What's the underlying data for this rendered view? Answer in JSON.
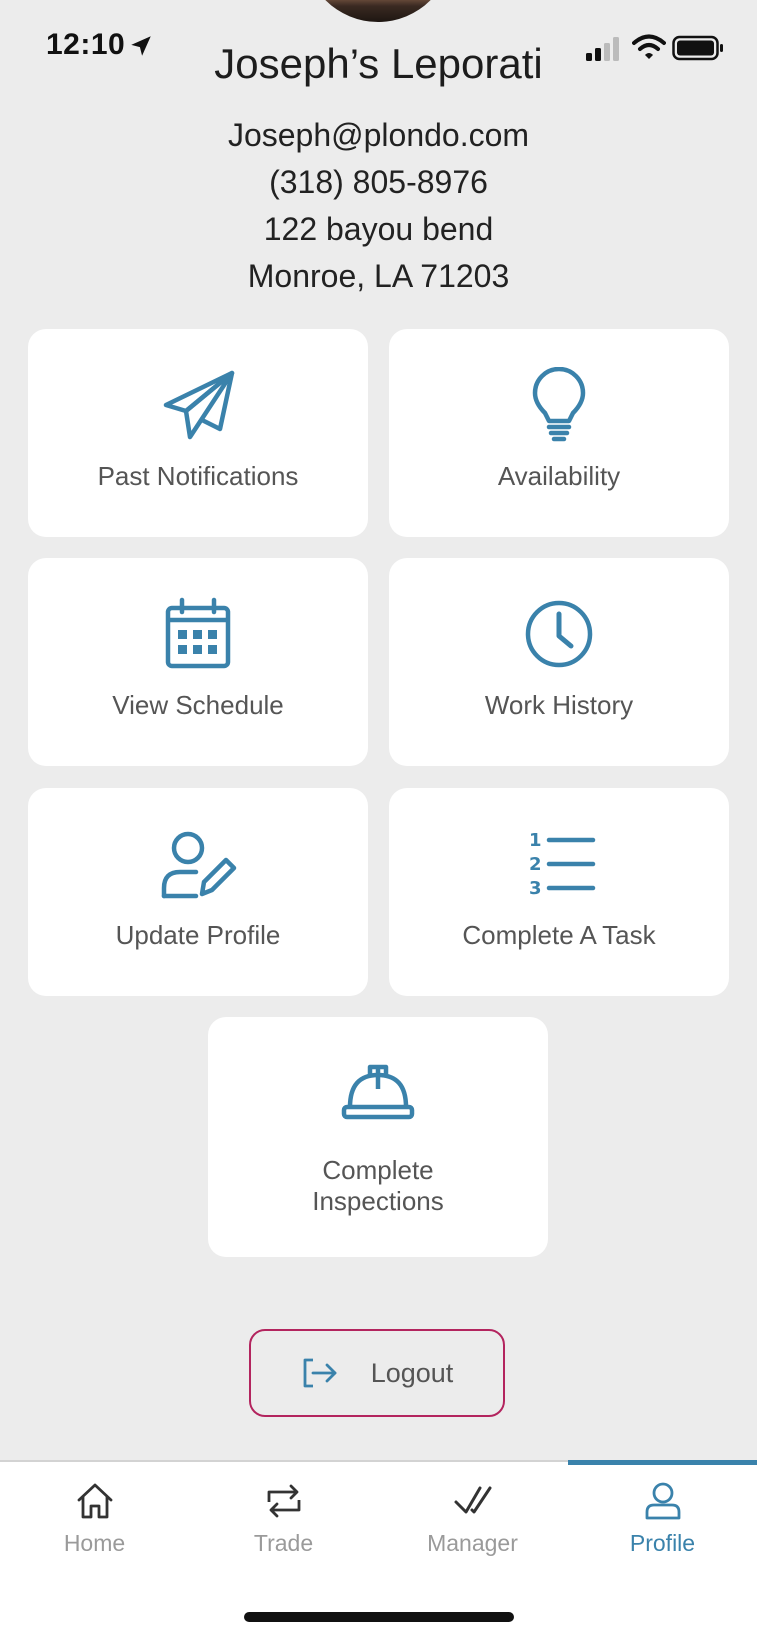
{
  "status_bar": {
    "time": "12:10"
  },
  "profile": {
    "name": "Joseph’s Leporati",
    "email": "Joseph@plondo.com",
    "phone": "(318) 805-8976",
    "address_line1": "122 bayou bend",
    "address_line2": "Monroe, LA 71203"
  },
  "tiles": [
    {
      "label": "Past Notifications",
      "icon": "paper-plane-icon"
    },
    {
      "label": "Availability",
      "icon": "lightbulb-icon"
    },
    {
      "label": "View Schedule",
      "icon": "calendar-icon"
    },
    {
      "label": "Work History",
      "icon": "clock-icon"
    },
    {
      "label": "Update Profile",
      "icon": "user-edit-icon"
    },
    {
      "label": "Complete A Task",
      "icon": "numbered-list-icon"
    },
    {
      "label": "Complete Inspections",
      "icon": "hard-hat-icon"
    }
  ],
  "logout": {
    "label": "Logout",
    "icon": "logout-icon"
  },
  "tabbar": {
    "items": [
      {
        "label": "Home",
        "icon": "home-icon"
      },
      {
        "label": "Trade",
        "icon": "trade-arrows-icon"
      },
      {
        "label": "Manager",
        "icon": "checkmark-icon"
      },
      {
        "label": "Profile",
        "icon": "profile-icon"
      }
    ],
    "active": "Profile"
  },
  "colors": {
    "accent": "#3a82ab",
    "logout_border": "#b3245e",
    "background": "#ececec"
  }
}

————————

The task> Omit the pictures, then quote the rest of the material above exactly.

Worked solution>
What's the underlying data for this rendered view? Answer in JSON.
{
  "status_bar": {
    "time": "12:10"
  },
  "profile": {
    "name": "Joseph’s Leporati",
    "email": "Joseph@plondo.com",
    "phone": "(318) 805-8976",
    "address_line1": "122 bayou bend",
    "address_line2": "Monroe, LA 71203"
  },
  "tiles": [
    {
      "label": "Past Notifications",
      "icon": "paper-plane-icon"
    },
    {
      "label": "Availability",
      "icon": "lightbulb-icon"
    },
    {
      "label": "View Schedule",
      "icon": "calendar-icon"
    },
    {
      "label": "Work History",
      "icon": "clock-icon"
    },
    {
      "label": "Update Profile",
      "icon": "user-edit-icon"
    },
    {
      "label": "Complete A Task",
      "icon": "numbered-list-icon"
    },
    {
      "label": "Complete Inspections",
      "icon": "hard-hat-icon"
    }
  ],
  "logout": {
    "label": "Logout",
    "icon": "logout-icon"
  },
  "tabbar": {
    "items": [
      {
        "label": "Home",
        "icon": "home-icon"
      },
      {
        "label": "Trade",
        "icon": "trade-arrows-icon"
      },
      {
        "label": "Manager",
        "icon": "checkmark-icon"
      },
      {
        "label": "Profile",
        "icon": "profile-icon"
      }
    ],
    "active": "Profile"
  },
  "colors": {
    "accent": "#3a82ab",
    "logout_border": "#b3245e",
    "background": "#ececec"
  }
}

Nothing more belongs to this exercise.